Given instruction
Write out the material again exactly, please, and omit the pictures.

[Items listed in a dataset]

_ _ _

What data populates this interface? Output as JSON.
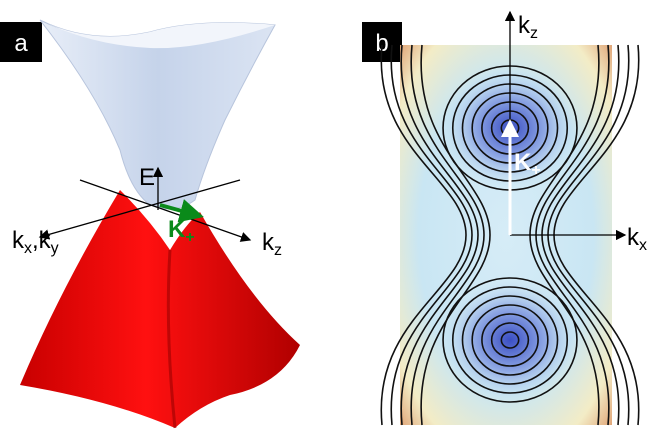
{
  "panels": [
    {
      "label": "a",
      "axis_labels": [
        {
          "parts": [
            {
              "text": "E"
            }
          ]
        },
        {
          "parts": [
            {
              "text": "k"
            },
            {
              "sub": "x"
            },
            {
              "text": ",k"
            },
            {
              "sub": "y"
            }
          ]
        },
        {
          "parts": [
            {
              "text": "k"
            },
            {
              "sub": "z"
            }
          ]
        },
        {
          "parts": [
            {
              "text": "K"
            },
            {
              "sub": "+"
            }
          ]
        }
      ]
    },
    {
      "label": "b",
      "axis_labels": [
        {
          "parts": [
            {
              "text": "k"
            },
            {
              "sub": "z"
            }
          ]
        },
        {
          "parts": [
            {
              "text": "k"
            },
            {
              "sub": "x"
            }
          ]
        },
        {
          "parts": [
            {
              "text": "K"
            },
            {
              "sub": "+"
            }
          ]
        }
      ]
    }
  ]
}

_ _ _

Exercise output
What data populates this interface? Output as JSON.
{
  "panels": [
    {
      "label": "a",
      "axis_labels": [
        {
          "parts": [
            {
              "text": "E"
            }
          ]
        },
        {
          "parts": [
            {
              "text": "k"
            },
            {
              "sub": "x"
            },
            {
              "text": ",k"
            },
            {
              "sub": "y"
            }
          ]
        },
        {
          "parts": [
            {
              "text": "k"
            },
            {
              "sub": "z"
            }
          ]
        },
        {
          "parts": [
            {
              "text": "K"
            },
            {
              "sub": "+"
            }
          ]
        }
      ]
    },
    {
      "label": "b",
      "axis_labels": [
        {
          "parts": [
            {
              "text": "k"
            },
            {
              "sub": "z"
            }
          ]
        },
        {
          "parts": [
            {
              "text": "k"
            },
            {
              "sub": "x"
            }
          ]
        },
        {
          "parts": [
            {
              "text": "K"
            },
            {
              "sub": "+"
            }
          ]
        }
      ]
    }
  ]
}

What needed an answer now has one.